■ DIRECTIONS FOR THIS TASK: Work out how many lines contain "uzak". Reply with the count alone.

■ Dataset records:

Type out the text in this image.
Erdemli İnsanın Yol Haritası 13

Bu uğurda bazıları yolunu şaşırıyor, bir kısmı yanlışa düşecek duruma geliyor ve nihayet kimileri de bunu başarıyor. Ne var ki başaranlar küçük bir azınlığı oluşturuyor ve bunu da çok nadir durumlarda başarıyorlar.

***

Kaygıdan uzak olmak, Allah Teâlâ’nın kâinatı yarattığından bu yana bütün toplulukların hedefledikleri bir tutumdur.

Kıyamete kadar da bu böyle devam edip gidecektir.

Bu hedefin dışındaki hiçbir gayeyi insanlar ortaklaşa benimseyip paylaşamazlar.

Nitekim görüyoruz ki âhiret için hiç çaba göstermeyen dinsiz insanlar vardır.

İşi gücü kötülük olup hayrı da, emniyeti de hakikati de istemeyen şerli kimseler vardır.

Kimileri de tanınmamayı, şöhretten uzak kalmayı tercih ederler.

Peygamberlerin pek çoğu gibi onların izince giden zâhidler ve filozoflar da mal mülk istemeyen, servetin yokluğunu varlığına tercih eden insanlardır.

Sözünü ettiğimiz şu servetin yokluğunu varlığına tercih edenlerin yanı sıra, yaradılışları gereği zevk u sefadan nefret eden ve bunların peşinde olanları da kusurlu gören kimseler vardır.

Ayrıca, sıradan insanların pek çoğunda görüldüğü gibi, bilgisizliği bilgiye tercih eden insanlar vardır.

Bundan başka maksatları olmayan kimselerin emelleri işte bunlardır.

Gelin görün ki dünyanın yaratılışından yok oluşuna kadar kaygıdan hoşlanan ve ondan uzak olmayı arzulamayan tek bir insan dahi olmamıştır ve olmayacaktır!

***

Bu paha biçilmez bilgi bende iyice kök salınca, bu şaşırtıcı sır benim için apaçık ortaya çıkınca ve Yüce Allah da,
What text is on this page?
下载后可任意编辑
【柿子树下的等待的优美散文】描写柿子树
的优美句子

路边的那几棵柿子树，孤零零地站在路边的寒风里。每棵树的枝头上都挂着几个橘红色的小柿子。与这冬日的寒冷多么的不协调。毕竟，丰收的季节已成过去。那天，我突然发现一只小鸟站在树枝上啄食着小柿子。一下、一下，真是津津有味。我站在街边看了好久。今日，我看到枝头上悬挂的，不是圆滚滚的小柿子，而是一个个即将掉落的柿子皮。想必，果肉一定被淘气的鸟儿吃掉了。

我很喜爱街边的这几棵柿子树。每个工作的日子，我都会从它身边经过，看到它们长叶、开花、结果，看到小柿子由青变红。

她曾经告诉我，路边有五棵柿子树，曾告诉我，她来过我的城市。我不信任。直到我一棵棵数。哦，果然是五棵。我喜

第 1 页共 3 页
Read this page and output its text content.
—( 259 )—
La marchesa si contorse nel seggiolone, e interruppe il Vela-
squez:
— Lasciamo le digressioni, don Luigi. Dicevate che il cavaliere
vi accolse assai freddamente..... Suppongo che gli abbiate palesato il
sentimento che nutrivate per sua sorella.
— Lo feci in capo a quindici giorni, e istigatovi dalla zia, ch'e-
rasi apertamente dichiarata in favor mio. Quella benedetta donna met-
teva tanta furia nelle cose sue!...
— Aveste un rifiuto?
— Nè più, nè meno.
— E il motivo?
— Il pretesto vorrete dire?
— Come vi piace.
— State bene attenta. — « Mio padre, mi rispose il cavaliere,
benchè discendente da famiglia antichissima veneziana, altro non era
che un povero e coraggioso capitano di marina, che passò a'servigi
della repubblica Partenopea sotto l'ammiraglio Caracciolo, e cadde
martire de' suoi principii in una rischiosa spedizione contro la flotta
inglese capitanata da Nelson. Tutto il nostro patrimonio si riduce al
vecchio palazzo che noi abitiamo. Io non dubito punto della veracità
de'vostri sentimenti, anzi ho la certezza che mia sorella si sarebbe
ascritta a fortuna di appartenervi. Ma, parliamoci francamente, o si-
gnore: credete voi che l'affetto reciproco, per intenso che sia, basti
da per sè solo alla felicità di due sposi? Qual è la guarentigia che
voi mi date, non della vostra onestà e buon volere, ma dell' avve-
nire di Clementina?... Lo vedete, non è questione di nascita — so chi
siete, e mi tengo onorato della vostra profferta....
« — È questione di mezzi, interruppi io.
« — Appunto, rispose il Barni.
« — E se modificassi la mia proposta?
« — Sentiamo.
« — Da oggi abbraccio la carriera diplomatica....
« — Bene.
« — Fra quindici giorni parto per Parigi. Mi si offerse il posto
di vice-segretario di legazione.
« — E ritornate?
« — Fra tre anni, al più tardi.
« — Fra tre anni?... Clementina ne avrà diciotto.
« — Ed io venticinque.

■ RESPONSE TO THE TASK: 3